TASK DIRECTIONS — Output only the count of lines that contain "trip".

RECORDS SUPPLIED —
- - - - - - -

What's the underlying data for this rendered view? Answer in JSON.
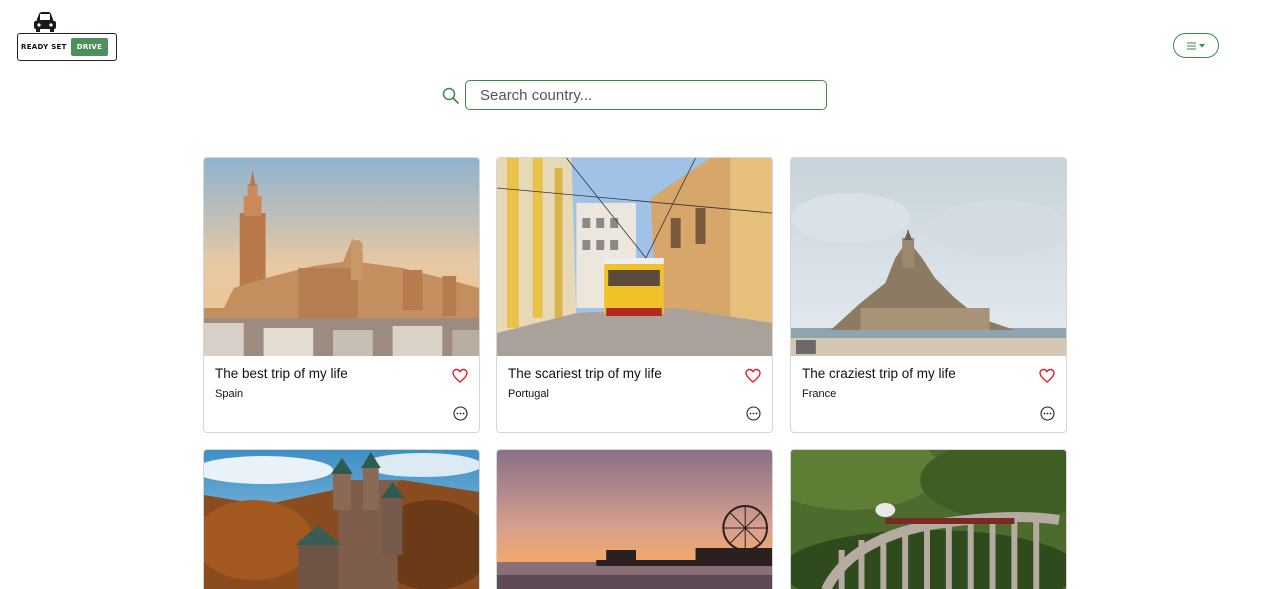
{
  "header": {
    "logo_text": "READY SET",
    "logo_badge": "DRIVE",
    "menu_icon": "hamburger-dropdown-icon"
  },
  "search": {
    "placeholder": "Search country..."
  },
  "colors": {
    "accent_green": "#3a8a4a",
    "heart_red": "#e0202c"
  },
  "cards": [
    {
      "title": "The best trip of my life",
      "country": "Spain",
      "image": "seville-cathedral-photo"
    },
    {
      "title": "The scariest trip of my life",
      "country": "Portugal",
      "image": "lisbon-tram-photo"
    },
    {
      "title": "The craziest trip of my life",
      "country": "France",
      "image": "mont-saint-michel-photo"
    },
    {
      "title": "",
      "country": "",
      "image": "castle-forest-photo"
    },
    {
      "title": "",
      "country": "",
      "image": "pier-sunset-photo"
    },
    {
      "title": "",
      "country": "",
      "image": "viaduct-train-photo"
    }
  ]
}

- - - - - - -

FULL ANSWER — 3